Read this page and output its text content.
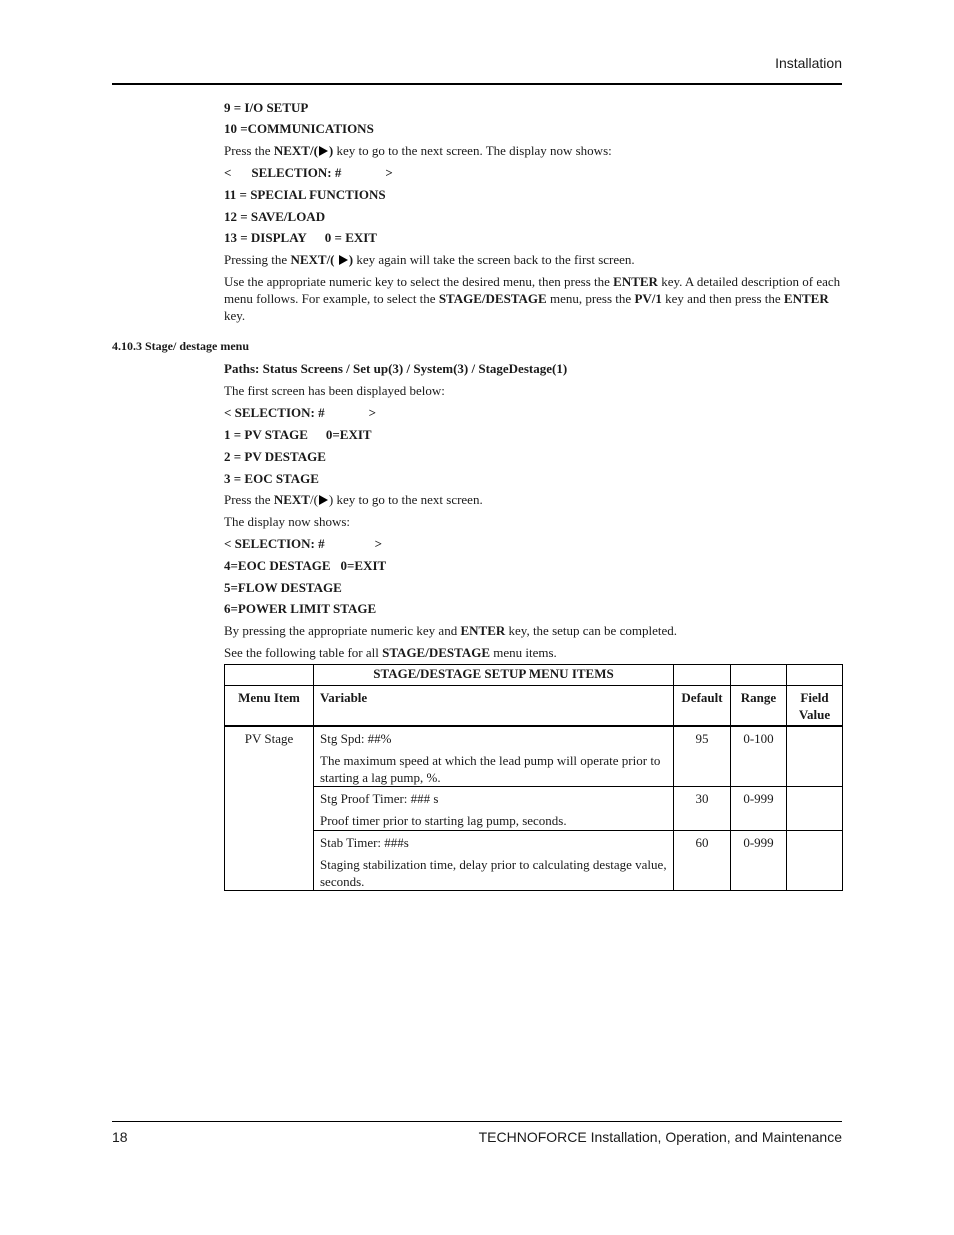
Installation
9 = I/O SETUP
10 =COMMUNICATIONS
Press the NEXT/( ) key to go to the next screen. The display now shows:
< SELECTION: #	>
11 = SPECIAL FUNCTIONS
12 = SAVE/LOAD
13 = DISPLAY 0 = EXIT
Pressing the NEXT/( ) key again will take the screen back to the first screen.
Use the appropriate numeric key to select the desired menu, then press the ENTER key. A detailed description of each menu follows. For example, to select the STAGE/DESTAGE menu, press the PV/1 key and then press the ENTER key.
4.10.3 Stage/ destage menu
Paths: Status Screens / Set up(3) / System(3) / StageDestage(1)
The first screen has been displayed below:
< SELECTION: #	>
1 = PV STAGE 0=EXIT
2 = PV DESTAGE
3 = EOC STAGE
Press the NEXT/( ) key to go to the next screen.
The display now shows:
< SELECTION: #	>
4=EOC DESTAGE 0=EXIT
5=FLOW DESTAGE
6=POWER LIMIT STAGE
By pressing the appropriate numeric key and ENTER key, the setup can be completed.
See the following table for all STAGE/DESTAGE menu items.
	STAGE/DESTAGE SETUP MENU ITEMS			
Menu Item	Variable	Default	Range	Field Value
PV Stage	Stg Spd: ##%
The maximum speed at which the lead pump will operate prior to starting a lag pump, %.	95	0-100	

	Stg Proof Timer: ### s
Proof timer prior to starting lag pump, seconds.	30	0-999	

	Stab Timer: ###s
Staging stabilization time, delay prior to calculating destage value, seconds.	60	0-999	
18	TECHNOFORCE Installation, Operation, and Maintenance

* * *

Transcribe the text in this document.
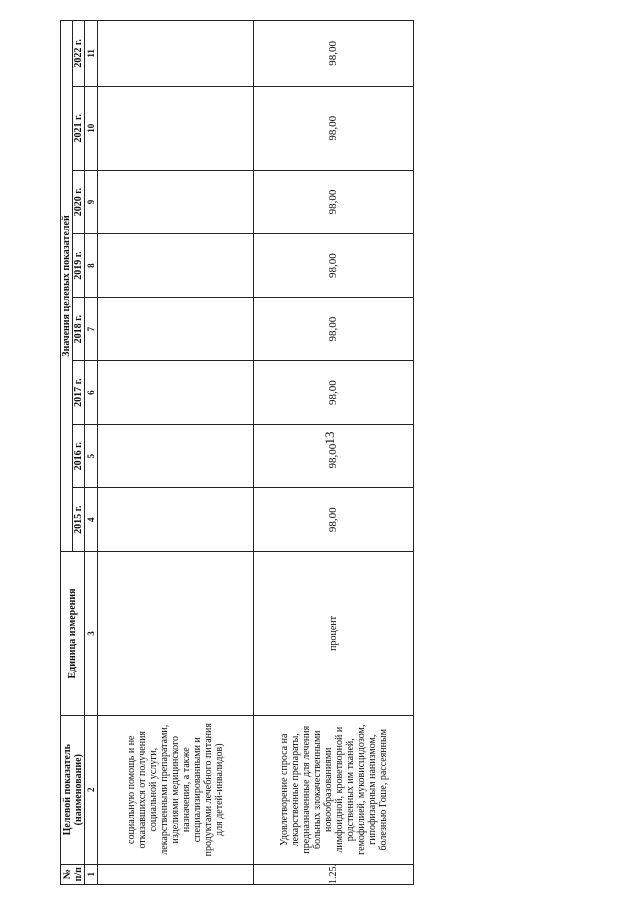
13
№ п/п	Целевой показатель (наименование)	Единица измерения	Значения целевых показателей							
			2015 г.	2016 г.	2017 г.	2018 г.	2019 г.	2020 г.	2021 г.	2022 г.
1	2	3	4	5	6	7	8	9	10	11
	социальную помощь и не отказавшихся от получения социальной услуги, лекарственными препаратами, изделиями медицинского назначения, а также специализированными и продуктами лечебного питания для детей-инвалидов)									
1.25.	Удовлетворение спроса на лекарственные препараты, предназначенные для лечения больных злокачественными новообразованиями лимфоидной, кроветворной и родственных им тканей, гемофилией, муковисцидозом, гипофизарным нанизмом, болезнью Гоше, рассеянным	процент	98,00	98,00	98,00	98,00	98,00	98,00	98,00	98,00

--

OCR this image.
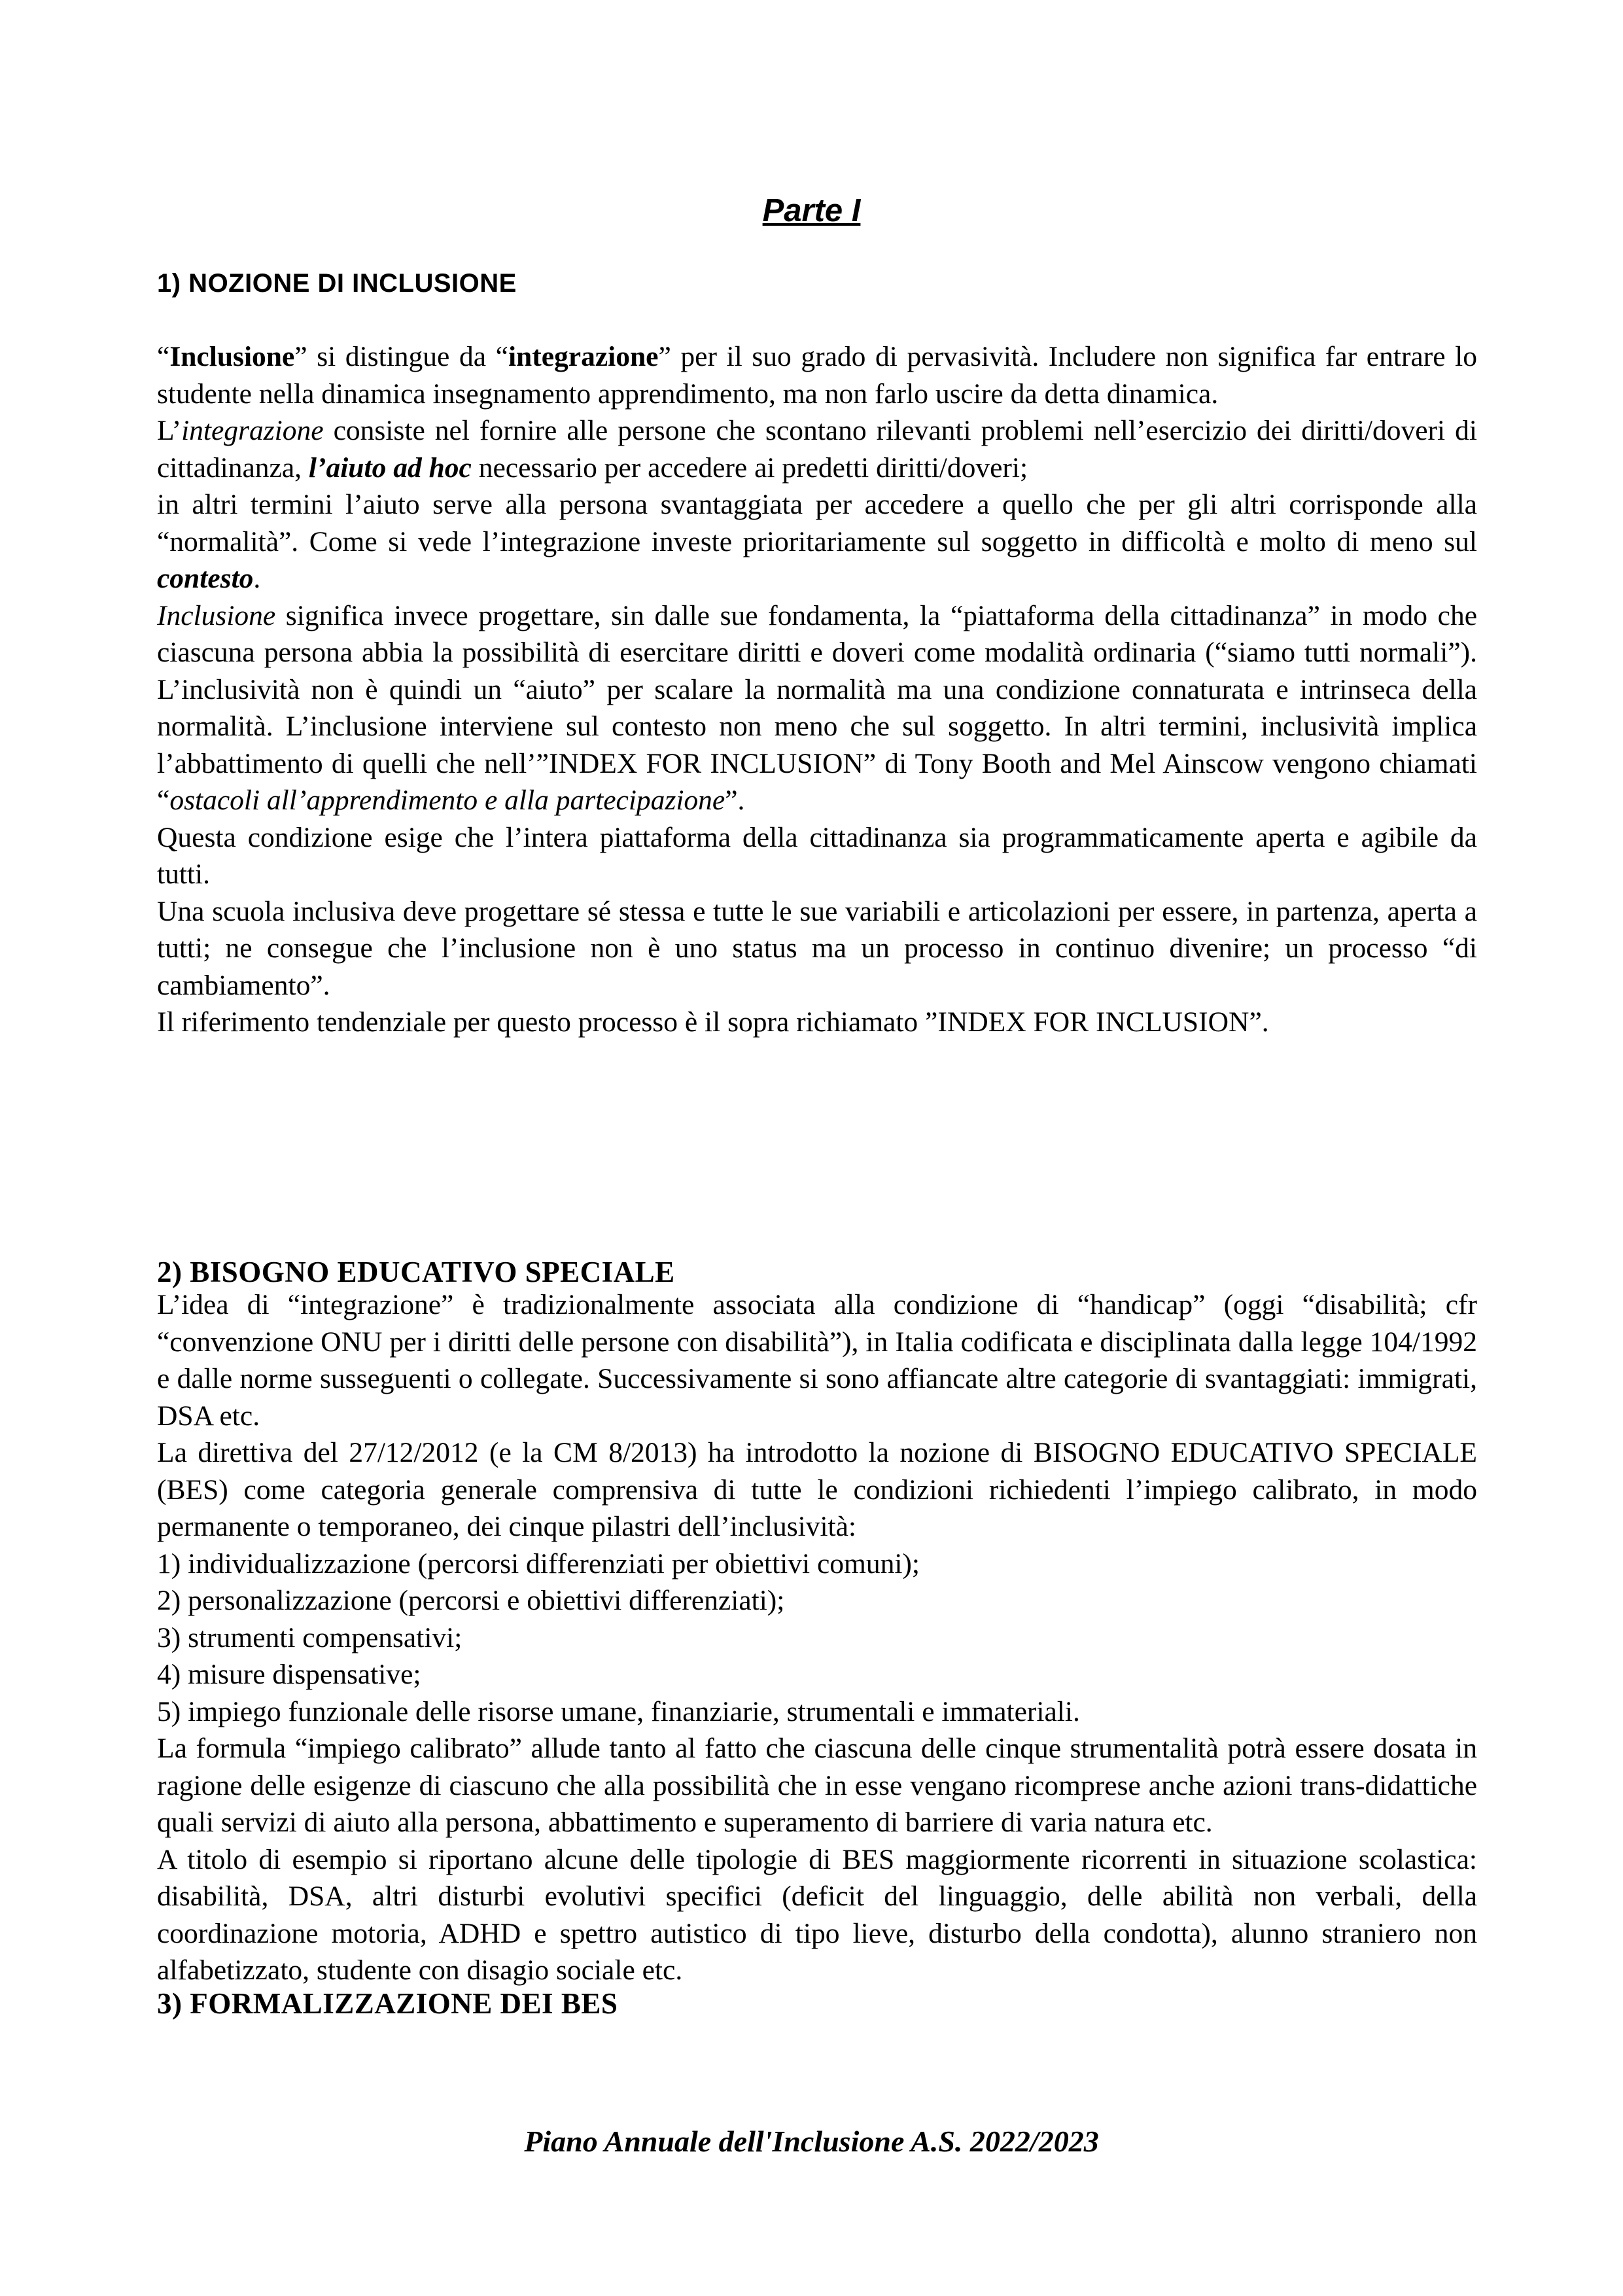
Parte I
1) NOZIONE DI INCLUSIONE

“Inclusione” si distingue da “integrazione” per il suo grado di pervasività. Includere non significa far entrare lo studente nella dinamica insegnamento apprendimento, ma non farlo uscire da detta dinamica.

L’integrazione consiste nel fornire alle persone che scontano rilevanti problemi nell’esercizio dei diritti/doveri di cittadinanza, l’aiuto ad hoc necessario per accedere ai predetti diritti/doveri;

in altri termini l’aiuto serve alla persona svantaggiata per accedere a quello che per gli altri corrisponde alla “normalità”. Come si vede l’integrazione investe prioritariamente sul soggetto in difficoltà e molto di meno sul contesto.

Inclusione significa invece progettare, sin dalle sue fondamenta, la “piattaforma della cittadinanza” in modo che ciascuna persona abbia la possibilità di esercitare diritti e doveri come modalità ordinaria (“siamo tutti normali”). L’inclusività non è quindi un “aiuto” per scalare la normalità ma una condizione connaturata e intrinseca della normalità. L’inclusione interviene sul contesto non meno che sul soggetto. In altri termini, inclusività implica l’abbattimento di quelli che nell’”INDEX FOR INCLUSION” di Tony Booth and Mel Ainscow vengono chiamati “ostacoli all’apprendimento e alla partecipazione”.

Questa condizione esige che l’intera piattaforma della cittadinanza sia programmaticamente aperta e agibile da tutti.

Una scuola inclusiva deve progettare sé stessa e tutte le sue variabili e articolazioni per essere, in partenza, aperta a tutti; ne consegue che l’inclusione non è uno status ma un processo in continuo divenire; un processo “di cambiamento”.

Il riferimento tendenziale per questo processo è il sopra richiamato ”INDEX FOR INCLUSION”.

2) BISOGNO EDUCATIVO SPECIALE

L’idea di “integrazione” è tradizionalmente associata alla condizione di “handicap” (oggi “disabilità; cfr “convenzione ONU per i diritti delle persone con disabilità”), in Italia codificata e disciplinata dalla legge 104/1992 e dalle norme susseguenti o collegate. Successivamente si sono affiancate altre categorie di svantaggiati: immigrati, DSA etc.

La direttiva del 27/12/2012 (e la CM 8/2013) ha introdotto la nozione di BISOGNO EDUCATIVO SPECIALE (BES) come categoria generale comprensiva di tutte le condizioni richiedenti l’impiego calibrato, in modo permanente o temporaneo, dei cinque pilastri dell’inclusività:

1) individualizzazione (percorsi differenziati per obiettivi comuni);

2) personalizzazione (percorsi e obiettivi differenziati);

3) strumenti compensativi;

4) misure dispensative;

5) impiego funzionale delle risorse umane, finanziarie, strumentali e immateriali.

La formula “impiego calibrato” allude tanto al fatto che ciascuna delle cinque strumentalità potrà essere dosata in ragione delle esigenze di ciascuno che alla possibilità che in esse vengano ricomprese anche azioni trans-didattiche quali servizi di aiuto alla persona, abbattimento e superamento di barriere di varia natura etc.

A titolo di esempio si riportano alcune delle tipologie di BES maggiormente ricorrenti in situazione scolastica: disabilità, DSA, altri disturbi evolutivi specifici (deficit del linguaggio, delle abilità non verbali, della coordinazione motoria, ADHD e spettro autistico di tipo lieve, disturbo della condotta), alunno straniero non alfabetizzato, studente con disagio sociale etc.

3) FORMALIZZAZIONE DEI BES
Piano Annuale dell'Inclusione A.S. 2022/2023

▸ **Work to do**:
Extract all lines of the records above that include "starting".

▸ **Exercise result**:
The maximum speed at which the lead pump will operate prior to starting a lag pump, %.	95	0-100	
Proof timer prior to starting lag pump, seconds.	30	0-999	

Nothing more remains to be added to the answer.